◆ **REQUIRED WORK**
List each line of the data that holds the word "retweets".

◆ **STORED DATA**
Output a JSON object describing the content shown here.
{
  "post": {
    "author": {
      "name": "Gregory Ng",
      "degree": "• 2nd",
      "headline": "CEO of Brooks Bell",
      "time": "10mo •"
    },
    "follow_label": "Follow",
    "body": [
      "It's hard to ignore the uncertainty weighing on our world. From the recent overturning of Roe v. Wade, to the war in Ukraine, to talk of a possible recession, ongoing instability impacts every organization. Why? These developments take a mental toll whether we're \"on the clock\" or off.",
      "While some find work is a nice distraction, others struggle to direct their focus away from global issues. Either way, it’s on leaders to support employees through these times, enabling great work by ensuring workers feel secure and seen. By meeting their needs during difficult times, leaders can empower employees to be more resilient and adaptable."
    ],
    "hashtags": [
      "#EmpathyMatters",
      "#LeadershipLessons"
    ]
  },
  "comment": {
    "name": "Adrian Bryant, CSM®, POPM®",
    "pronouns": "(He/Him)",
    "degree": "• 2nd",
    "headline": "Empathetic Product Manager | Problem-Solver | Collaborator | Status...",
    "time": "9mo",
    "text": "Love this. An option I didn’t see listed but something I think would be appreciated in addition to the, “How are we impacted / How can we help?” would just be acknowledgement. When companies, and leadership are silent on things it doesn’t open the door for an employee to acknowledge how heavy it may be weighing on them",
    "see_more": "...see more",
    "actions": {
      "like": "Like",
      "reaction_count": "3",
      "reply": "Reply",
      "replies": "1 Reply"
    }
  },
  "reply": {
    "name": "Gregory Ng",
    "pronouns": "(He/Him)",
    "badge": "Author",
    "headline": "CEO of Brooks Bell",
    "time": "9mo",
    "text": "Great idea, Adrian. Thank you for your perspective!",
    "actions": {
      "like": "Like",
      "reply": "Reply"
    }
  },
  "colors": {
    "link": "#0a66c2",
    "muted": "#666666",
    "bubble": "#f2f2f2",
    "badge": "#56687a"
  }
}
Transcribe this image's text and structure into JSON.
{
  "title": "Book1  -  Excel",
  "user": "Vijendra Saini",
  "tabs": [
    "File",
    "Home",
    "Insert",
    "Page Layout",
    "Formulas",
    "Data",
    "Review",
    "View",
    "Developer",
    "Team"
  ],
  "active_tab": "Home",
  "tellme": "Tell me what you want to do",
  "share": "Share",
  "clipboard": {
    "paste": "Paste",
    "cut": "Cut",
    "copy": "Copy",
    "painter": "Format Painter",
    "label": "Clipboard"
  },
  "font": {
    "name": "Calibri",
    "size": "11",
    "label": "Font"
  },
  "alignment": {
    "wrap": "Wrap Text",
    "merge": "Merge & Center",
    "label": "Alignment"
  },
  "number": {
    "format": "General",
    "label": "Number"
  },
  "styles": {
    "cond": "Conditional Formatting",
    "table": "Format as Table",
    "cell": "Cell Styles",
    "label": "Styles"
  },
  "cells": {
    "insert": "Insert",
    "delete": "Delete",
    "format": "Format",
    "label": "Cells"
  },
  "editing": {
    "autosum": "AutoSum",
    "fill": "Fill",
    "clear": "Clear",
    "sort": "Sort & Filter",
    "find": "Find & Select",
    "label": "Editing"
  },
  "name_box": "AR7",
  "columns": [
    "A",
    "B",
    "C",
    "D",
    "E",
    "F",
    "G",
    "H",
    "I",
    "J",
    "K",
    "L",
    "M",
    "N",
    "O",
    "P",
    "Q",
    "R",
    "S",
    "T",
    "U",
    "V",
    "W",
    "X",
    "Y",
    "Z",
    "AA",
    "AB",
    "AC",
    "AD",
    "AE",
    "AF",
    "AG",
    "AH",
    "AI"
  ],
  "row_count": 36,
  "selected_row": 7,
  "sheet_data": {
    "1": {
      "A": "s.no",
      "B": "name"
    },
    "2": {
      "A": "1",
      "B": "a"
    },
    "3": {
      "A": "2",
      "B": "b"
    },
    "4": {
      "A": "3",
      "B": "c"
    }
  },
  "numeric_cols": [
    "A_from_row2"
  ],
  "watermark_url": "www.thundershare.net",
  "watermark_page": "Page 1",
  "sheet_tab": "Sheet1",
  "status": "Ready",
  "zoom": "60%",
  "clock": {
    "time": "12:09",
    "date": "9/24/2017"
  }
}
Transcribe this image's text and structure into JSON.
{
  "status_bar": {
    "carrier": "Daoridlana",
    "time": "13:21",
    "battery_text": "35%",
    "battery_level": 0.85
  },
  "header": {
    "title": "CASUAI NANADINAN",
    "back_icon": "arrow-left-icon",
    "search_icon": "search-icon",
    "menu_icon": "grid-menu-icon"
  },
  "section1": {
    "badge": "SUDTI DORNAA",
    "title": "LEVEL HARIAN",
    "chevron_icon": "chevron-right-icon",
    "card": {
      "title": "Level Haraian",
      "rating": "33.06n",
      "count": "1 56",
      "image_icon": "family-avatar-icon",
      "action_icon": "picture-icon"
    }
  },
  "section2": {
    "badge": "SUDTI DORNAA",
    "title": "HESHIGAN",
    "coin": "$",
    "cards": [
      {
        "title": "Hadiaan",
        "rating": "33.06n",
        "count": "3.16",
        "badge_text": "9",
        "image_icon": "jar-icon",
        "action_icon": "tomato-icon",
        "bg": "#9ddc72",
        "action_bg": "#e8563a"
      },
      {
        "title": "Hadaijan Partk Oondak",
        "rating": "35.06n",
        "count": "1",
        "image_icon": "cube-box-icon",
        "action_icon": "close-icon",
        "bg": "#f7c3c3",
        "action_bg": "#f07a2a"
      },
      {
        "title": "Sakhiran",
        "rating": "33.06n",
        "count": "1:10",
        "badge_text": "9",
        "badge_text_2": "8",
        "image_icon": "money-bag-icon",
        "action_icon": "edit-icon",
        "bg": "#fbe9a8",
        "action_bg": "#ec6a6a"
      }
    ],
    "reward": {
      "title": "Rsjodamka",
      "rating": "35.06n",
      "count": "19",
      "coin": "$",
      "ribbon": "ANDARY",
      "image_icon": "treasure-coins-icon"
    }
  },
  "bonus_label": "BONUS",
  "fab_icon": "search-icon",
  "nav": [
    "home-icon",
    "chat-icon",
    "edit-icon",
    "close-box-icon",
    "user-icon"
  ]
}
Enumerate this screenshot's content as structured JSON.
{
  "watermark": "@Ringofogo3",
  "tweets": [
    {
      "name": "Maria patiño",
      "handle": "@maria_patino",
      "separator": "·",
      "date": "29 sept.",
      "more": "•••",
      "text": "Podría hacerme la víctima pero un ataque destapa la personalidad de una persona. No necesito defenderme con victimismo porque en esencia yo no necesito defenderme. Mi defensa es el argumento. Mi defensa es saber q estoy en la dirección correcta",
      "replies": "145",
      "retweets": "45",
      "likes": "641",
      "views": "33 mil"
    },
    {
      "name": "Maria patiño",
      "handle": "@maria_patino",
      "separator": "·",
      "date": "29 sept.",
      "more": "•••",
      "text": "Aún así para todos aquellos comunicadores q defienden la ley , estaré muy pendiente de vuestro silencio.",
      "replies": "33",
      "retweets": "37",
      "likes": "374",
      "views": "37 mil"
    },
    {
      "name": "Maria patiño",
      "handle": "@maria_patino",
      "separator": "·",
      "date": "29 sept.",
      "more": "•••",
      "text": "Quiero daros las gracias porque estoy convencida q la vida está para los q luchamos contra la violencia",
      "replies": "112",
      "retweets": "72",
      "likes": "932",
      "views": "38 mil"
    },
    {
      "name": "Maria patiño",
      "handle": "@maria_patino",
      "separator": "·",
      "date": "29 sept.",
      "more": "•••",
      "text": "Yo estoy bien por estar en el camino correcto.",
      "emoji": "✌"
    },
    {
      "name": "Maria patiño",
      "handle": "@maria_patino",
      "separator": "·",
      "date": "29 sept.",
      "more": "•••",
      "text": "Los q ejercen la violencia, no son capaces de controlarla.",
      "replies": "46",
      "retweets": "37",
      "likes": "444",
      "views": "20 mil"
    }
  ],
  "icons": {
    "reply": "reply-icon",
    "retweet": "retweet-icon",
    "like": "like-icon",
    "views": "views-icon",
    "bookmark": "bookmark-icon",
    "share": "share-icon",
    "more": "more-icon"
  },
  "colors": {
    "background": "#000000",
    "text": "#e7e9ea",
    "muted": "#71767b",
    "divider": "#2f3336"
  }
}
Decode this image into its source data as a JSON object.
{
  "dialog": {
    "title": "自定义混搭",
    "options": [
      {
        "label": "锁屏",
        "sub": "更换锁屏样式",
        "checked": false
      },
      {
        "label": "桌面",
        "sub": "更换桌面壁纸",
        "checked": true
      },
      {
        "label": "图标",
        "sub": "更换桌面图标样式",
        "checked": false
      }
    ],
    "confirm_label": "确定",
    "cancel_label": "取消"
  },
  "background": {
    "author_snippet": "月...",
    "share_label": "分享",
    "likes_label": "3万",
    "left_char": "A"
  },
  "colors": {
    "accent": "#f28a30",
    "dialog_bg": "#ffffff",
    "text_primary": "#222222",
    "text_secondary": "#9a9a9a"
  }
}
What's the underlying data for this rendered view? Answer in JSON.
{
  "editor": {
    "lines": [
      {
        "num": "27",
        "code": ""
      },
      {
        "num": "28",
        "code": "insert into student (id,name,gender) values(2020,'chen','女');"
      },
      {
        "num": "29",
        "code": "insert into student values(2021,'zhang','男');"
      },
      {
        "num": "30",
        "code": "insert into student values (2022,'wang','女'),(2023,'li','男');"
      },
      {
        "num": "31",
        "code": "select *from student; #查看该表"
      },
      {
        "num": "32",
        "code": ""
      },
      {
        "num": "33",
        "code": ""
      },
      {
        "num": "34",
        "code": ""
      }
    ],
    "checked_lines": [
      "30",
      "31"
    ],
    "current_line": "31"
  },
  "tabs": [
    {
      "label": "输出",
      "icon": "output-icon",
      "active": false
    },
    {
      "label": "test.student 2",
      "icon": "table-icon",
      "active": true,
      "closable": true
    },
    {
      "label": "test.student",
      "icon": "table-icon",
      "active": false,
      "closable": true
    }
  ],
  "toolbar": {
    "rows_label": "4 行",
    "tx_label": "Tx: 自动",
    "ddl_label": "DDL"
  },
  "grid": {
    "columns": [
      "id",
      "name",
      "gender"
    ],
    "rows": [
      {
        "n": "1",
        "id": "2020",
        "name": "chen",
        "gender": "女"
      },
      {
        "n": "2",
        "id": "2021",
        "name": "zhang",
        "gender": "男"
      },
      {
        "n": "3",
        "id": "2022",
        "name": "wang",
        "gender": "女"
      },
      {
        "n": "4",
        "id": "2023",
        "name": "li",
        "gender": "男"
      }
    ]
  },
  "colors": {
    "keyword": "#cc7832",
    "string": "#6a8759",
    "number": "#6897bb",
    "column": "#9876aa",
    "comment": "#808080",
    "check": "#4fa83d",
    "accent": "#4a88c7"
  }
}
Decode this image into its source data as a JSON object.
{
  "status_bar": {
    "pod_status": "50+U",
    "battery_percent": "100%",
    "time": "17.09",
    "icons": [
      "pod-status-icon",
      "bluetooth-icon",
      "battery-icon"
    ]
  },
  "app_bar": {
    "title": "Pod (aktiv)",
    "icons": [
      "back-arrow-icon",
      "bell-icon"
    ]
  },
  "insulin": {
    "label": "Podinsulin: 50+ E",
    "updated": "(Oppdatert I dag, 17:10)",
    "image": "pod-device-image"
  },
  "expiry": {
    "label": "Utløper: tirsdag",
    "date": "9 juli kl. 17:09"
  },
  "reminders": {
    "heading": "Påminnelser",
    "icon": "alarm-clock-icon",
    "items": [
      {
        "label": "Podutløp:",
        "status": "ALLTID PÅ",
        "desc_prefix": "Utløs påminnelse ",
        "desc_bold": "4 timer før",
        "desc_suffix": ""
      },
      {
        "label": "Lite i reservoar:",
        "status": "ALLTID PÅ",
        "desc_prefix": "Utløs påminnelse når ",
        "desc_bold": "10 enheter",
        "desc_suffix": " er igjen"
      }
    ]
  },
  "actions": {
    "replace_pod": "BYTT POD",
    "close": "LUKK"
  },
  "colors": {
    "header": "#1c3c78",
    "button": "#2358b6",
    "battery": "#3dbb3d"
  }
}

◆ **REPLY**
      "retweets": "45",
      "retweets": "37",
      "retweets": "72",
      "retweets": "37",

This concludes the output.